| WHAT IS REQUIRED |
Find each line containing the string "Boiska". Copy it.
--- start RECORDS ---
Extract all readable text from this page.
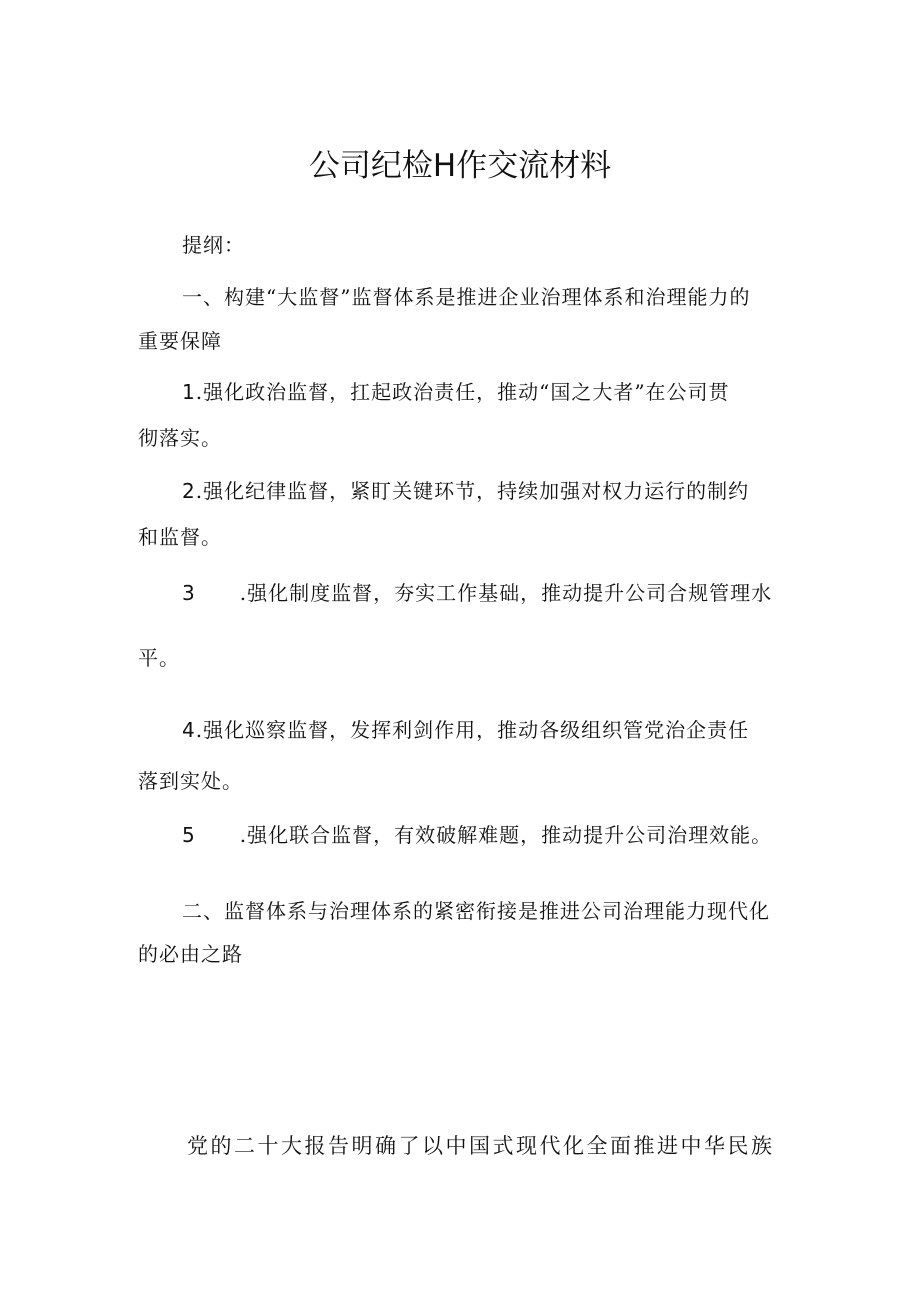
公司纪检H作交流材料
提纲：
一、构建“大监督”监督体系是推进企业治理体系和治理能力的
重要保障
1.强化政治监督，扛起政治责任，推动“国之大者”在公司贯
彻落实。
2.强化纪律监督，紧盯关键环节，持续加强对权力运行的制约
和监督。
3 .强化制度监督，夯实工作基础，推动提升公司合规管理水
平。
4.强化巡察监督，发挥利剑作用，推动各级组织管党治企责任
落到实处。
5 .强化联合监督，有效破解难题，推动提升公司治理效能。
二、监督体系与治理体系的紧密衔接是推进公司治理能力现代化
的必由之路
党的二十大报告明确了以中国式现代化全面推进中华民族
--- end RECORDS ---
--- start RECORDS ---
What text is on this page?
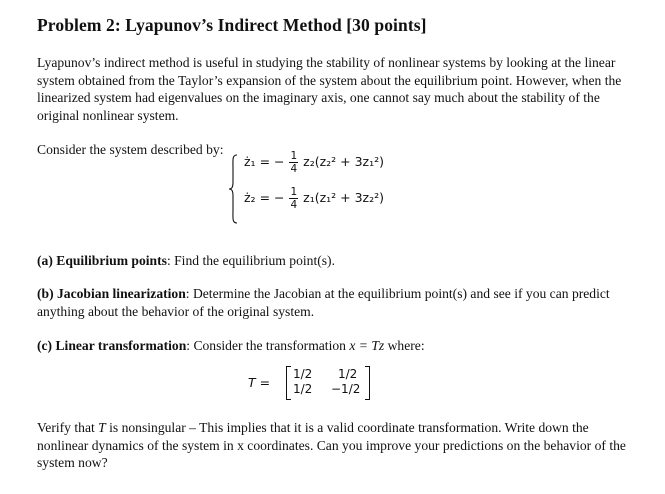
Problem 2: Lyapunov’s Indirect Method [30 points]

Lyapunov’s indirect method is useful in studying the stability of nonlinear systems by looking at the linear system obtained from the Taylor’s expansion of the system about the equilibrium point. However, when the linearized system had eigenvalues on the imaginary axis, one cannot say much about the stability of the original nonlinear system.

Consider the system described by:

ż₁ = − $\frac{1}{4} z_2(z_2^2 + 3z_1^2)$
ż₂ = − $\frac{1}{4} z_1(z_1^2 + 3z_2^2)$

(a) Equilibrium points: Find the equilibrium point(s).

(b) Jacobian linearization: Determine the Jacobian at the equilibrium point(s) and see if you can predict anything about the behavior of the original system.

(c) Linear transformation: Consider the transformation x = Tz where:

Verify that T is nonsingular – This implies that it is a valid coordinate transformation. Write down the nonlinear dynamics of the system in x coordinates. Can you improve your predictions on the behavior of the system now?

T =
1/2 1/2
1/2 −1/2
--- end RECORDS ---
--- start RECORDS ---
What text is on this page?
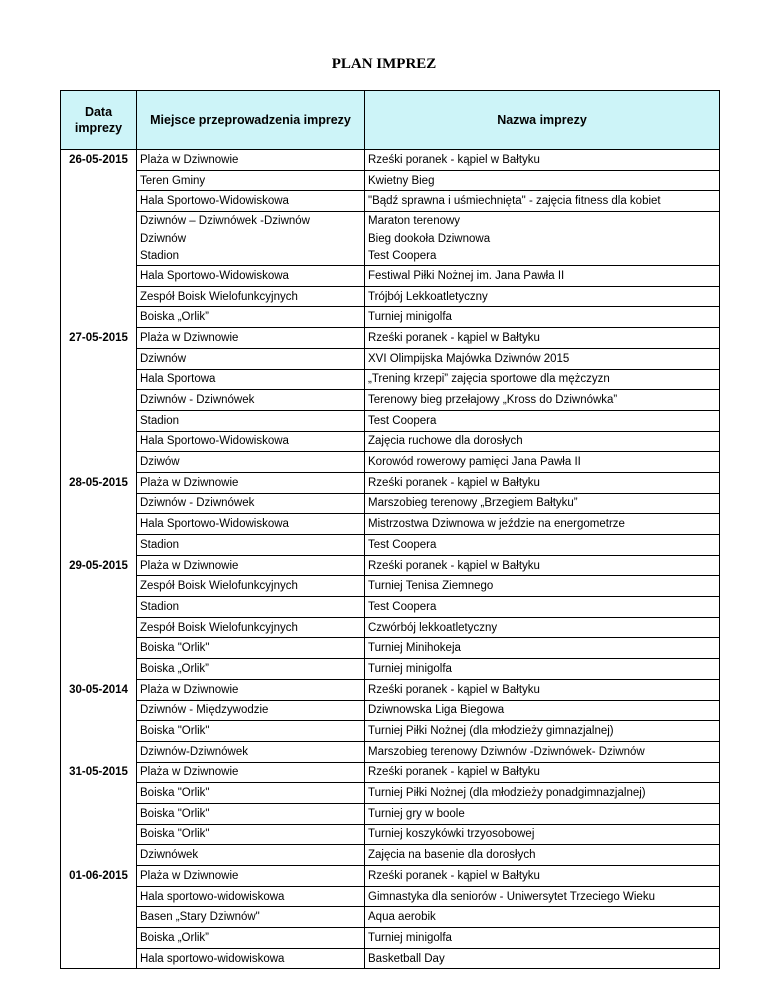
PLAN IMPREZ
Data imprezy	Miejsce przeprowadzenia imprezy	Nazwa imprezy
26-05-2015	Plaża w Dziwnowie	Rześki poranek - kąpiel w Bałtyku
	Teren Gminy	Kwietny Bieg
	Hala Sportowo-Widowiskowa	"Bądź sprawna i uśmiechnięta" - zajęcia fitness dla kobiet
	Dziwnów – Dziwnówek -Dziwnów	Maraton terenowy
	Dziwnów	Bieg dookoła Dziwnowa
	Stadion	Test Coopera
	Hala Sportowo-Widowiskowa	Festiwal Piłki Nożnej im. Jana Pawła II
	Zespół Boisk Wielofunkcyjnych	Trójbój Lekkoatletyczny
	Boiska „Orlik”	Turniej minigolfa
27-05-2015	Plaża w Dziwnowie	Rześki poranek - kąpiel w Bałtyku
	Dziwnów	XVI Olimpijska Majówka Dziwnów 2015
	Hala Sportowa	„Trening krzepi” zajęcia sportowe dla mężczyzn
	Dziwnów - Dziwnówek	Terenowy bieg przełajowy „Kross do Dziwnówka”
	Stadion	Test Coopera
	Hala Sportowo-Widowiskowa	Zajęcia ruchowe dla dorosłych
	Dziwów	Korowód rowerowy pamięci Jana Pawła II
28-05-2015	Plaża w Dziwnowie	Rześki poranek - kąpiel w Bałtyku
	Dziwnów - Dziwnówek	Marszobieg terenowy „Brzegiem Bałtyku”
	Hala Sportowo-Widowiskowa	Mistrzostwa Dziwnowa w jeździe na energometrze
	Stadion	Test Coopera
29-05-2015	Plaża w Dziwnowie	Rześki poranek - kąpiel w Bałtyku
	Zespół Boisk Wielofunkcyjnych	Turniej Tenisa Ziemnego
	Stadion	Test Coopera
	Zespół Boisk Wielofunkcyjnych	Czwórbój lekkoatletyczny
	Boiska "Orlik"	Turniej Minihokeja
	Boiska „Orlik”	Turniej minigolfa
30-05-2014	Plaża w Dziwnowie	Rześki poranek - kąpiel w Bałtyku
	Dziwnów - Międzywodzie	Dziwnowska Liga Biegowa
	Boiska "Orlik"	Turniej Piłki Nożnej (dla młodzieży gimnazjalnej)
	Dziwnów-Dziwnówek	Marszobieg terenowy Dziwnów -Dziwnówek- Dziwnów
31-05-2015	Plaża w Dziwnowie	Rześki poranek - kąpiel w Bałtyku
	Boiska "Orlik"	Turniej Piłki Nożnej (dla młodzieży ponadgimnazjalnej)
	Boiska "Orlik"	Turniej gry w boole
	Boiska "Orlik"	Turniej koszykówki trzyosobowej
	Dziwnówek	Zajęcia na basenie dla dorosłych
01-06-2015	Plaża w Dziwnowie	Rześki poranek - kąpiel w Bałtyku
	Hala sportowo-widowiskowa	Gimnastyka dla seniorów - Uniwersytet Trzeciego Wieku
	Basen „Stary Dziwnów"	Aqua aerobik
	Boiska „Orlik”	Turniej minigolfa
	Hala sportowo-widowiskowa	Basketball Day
--- end RECORDS ---
| RESPONSE TO THE TASK |
	Boiska „Orlik”	Turniej minigolfa
	Boiska "Orlik"	Turniej Minihokeja
	Boiska „Orlik”	Turniej minigolfa
	Boiska "Orlik"	Turniej Piłki Nożnej (dla młodzieży gimnazjalnej)
	Boiska "Orlik"	Turniej Piłki Nożnej (dla młodzieży ponadgimnazjalnej)
	Boiska "Orlik"	Turniej gry w boole
	Boiska "Orlik"	Turniej koszykówki trzyosobowej
	Boiska „Orlik”	Turniej minigolfa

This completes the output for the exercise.